DOCUMENT EXTRACT -
+++

Splunk Cloud Platform

Confirm Splunk Logs Format

asadnafees138
Loves-to-Learn

Hello Team,

I need to backup my Splunk logs data on AWS S3 Bucket. But i need to confirm in which format logs will be stored, so incase i need that logs in future i will convert in readable form. 

Please note, i really need to know the exact logs format of data stored in Splunk. Please confirm.

Regards,
Asad Nafees

Labels (1)
0 Karma

asimit
Path Finder

Hi @asadnafees138 

When backing up Splunk logs to AWS S3, the format depends on which method you use for the backup. Here are the available methods and their corresponding formats:

## Ingest Actions

If you're using Ingest Actions to send data to S3, you have three format options:

1. Raw format
a. This preserves the original format of your data exactly as it was ingested
b. Best for maintaining complete fidelity with source data
c. May require additional parsing when retrieving

2. Newline-delimited JSON (ndjson)
a. Each event is a separate JSON object on a new line
b. Includes both the raw event and extracted fields
c. Best option if you plan to use Federated Search with S3 later
d. Easily parseable by many analytics tools

3. JSON format
a. Standard JSON format with events in an array structure
b. Includes metadata and extracted fields
c. Good for interoperability with other systems

## Edge Processor and Ingest Processor

If using Edge Processor or Ingest Processor:

1. JSON format
a. Default format
b. Structured in HTTP Event Collector (HEC) compatible format
c. Includes event data and metadata

2. Parquet format (Ingest Processor only)
a. Columnar storage format
b. Offers better compression and query performance
c. Excellent for analytical workloads
d. Supported by many big data tools

## Frozen Data Archive

If archiving frozen buckets to S3:

1. Splunk proprietary format
a. Data stored in Splunk's internal format (tsidx and raw files)

+++

TASKS TO COMPLETE -
1: Decide whether each statement below agrees with the forum thread on Splunk log formats, answering yes or no and quoting the words of the thread that settle it: (a) Parquet format is available when using Edge Processor. (b) Among the Ingest Actions options, newline-delimited JSON is the best choice for later use of Federated Search with S3. (c) Frozen buckets archived to S3 are stored as JSON.
2: According to the forum thread on Splunk log formats, what is the default format when using Edge Processor or Ingest Processor?

EXCERPTED RECORDS -
+++

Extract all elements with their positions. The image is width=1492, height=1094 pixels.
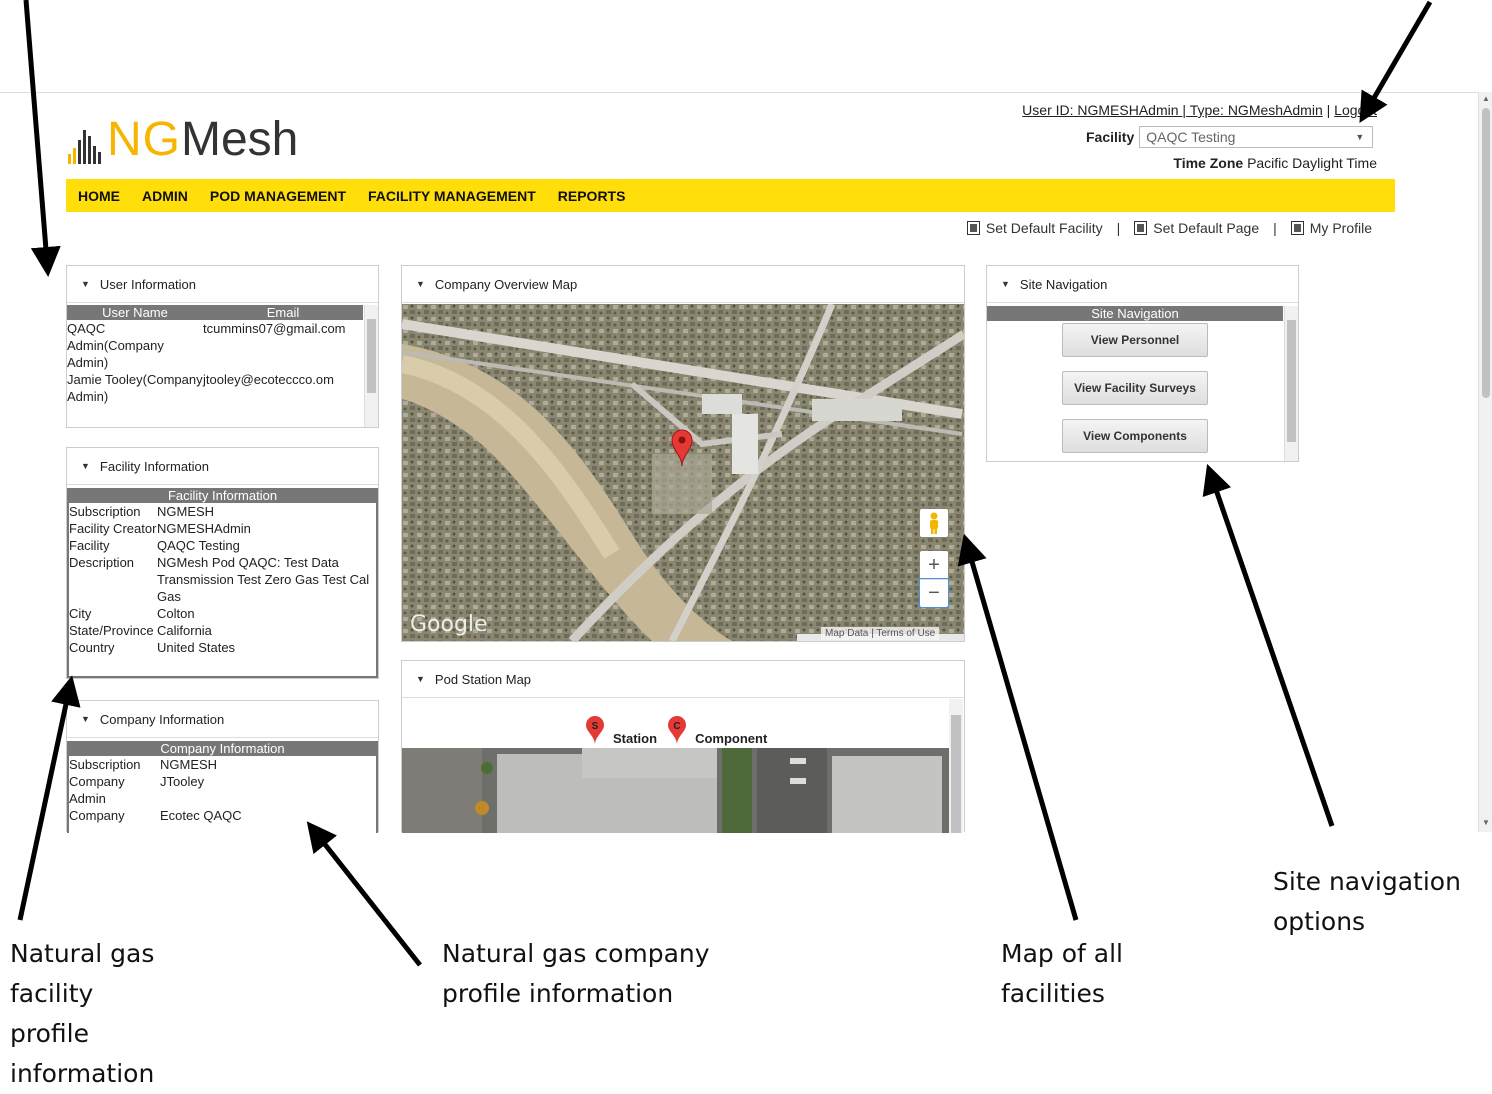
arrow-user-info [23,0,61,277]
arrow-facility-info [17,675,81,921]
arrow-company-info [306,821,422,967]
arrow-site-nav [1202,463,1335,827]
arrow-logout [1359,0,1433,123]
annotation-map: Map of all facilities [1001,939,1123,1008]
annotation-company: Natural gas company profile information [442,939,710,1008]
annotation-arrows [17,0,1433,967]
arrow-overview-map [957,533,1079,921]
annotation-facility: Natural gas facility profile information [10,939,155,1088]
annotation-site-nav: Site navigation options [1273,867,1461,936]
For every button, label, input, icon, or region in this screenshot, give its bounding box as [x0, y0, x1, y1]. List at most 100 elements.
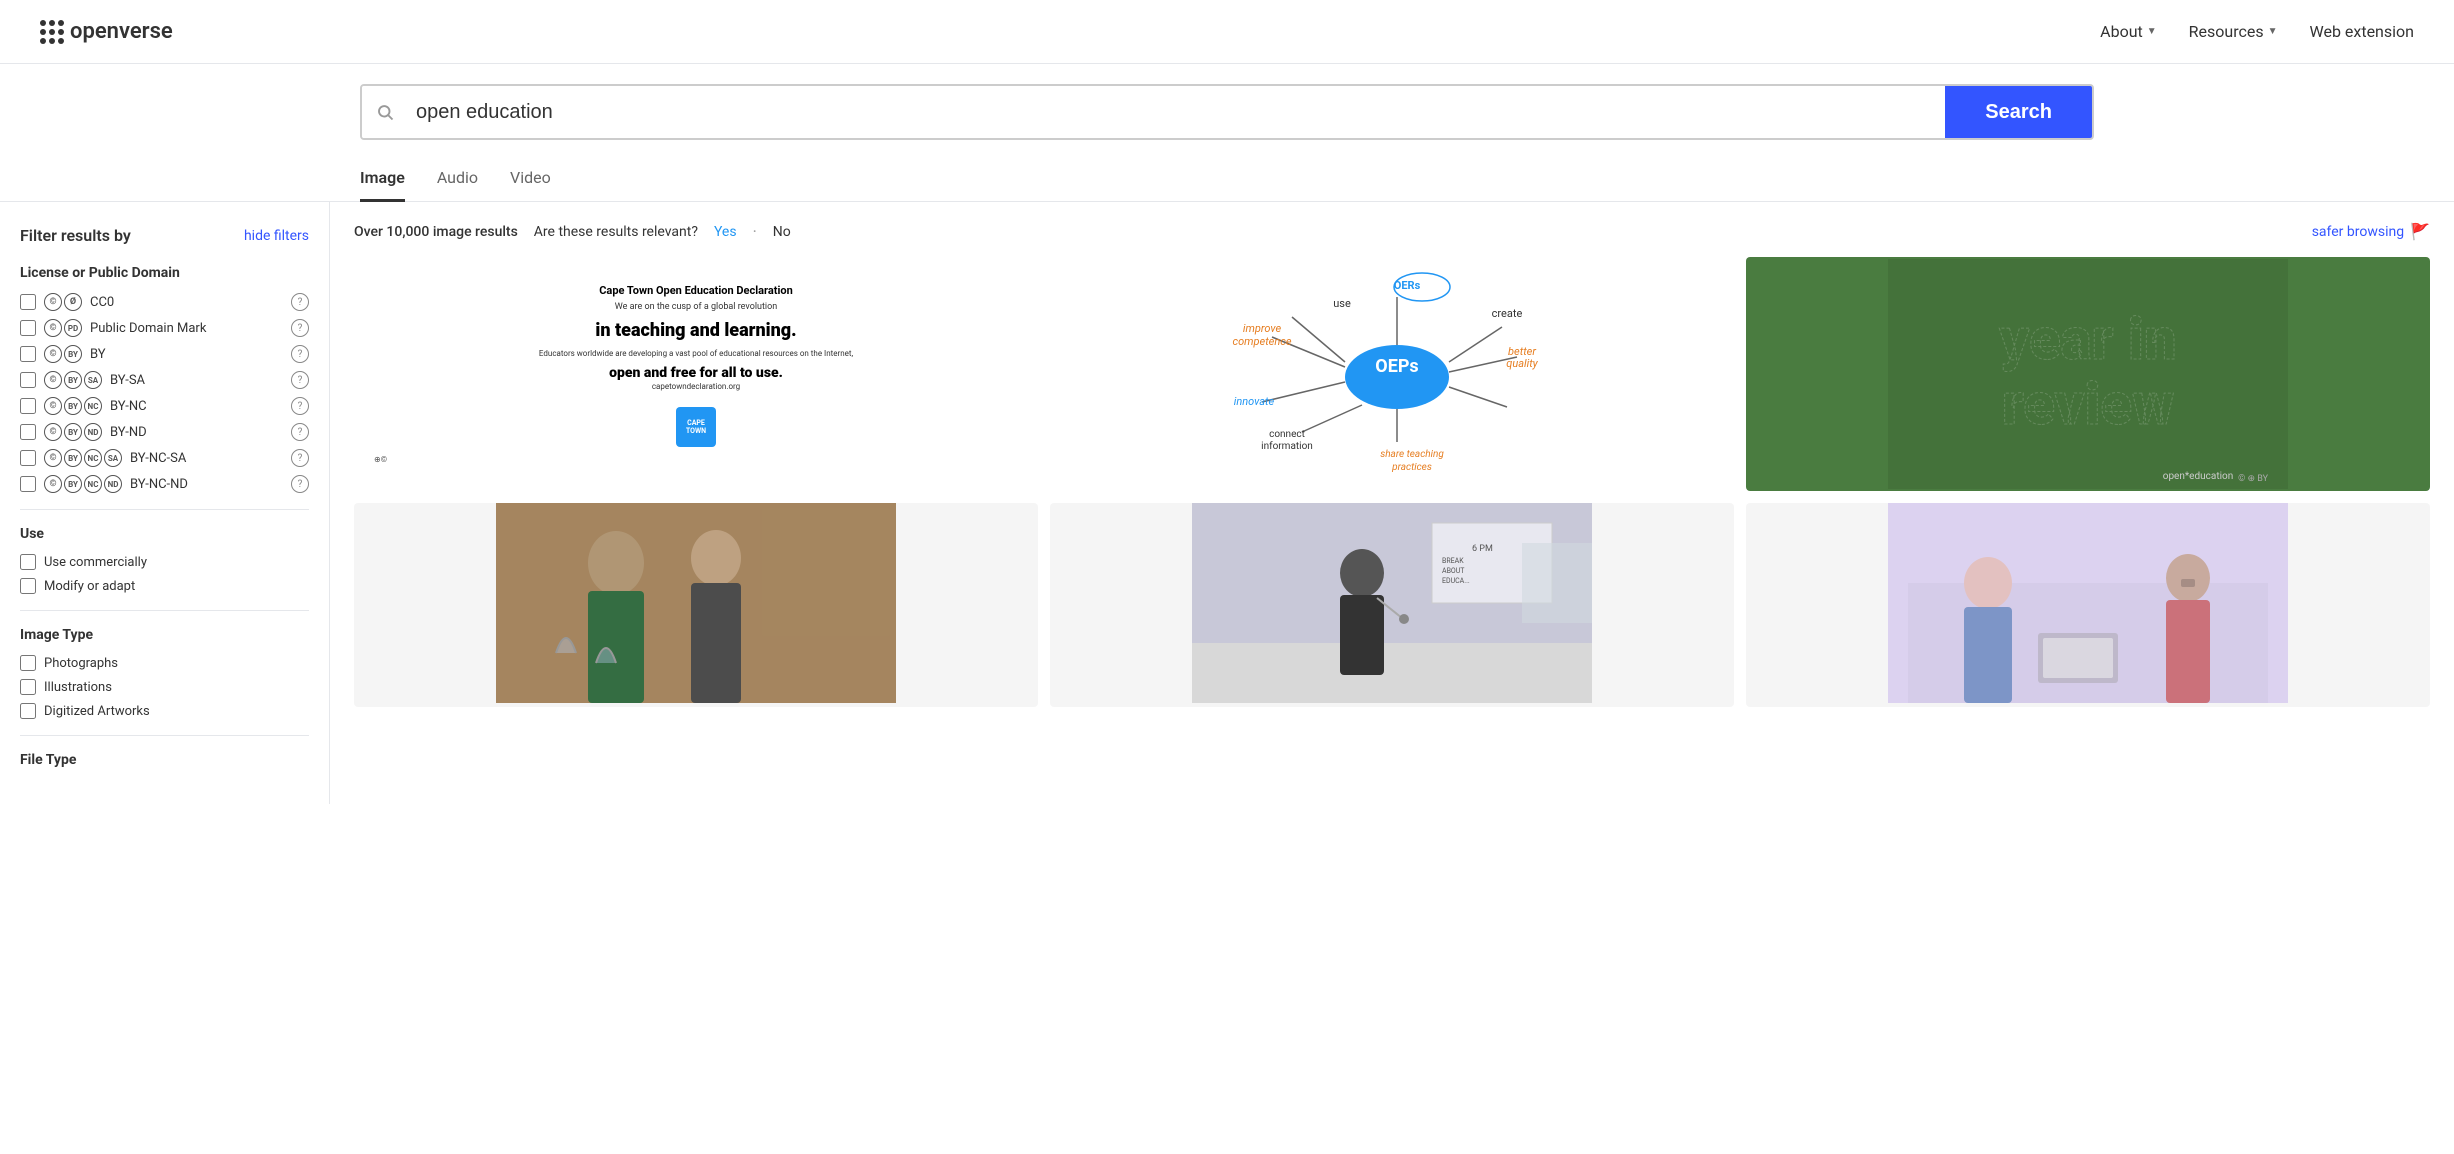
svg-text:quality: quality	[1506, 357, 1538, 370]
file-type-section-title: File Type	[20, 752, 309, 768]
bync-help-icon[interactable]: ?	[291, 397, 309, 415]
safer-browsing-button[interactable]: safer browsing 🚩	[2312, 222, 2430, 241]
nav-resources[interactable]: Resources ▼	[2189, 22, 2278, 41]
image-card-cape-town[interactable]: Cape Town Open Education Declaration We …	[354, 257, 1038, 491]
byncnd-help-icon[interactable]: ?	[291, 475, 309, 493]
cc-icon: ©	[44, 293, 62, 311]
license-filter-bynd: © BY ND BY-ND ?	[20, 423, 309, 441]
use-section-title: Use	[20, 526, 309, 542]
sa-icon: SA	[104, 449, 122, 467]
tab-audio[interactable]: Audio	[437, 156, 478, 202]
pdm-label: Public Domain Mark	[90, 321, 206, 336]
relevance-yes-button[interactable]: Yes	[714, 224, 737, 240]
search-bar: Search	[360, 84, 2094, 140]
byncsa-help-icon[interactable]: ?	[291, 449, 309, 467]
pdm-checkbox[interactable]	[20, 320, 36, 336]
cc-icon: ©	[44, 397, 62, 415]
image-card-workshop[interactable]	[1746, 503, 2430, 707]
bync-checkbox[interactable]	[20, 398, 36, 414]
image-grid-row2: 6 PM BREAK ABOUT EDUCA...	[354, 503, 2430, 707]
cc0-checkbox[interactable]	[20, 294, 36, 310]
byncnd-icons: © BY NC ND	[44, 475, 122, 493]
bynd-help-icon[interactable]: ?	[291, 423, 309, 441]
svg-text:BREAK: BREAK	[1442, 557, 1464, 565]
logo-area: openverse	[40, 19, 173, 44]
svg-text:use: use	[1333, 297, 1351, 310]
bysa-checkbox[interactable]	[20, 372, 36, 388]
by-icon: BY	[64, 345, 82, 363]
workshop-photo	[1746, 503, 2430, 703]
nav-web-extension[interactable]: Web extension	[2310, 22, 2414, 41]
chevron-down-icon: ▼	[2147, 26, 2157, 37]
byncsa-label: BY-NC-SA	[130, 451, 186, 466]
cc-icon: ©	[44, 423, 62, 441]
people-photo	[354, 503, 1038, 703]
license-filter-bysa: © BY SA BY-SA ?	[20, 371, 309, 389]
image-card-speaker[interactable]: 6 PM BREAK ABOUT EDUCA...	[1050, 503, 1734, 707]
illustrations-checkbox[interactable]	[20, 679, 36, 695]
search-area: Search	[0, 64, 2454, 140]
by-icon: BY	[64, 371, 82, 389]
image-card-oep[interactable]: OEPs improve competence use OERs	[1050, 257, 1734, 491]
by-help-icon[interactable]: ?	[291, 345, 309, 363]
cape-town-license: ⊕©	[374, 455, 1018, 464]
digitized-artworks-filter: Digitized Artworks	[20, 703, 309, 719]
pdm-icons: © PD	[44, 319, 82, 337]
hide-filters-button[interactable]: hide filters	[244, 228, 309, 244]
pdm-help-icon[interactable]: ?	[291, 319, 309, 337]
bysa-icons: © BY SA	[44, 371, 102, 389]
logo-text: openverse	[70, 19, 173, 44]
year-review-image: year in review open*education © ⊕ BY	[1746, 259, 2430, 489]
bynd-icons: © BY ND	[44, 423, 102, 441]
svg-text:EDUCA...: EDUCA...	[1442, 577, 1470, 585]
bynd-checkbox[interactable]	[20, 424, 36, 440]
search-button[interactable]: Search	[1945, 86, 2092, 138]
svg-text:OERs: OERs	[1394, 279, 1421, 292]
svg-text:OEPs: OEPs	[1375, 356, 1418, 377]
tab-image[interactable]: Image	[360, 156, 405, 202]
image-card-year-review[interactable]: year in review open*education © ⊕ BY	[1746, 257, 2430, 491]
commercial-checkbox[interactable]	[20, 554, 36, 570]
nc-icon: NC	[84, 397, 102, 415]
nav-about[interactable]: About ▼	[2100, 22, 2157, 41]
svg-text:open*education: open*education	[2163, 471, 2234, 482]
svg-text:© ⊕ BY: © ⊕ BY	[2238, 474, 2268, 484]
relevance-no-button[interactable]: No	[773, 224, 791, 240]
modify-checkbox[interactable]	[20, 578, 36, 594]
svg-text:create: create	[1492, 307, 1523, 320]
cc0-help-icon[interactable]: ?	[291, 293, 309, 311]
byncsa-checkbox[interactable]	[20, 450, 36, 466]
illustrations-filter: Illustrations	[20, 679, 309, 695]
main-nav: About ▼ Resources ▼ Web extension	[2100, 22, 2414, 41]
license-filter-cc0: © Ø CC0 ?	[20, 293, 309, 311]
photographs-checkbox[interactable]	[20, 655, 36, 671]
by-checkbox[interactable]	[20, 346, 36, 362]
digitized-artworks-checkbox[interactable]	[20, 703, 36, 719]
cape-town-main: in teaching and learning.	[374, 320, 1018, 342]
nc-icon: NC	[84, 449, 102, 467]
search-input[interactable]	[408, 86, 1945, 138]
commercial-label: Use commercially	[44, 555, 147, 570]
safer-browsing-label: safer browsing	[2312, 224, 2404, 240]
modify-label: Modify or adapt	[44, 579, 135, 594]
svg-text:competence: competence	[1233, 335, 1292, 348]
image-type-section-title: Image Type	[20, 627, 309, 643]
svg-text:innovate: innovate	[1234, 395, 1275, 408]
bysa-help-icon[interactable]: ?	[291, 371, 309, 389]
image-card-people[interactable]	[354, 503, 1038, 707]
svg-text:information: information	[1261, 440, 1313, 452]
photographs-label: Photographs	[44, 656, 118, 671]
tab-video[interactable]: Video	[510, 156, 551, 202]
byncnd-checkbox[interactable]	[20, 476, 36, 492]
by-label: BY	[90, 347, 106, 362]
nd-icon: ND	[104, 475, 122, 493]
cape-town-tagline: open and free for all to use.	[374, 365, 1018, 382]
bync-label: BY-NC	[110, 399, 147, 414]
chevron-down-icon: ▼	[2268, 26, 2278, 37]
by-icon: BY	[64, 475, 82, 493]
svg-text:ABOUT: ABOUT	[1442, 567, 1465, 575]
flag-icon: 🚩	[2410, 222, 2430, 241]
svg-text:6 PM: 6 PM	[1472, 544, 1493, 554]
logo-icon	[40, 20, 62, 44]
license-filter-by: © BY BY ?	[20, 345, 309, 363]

+++

SOLUTIONS TO THE TASKS -
1:
(a) No: "Parquet format (Ingest Processor only)"
(b) Yes: "Best option if you plan to use Federated Search with S3 later"
(c) No: "Data stored in Splunk's internal format (tsidx and raw files)"

2: JSON format, structured in an HTTP Event Collector (HEC) compatible format.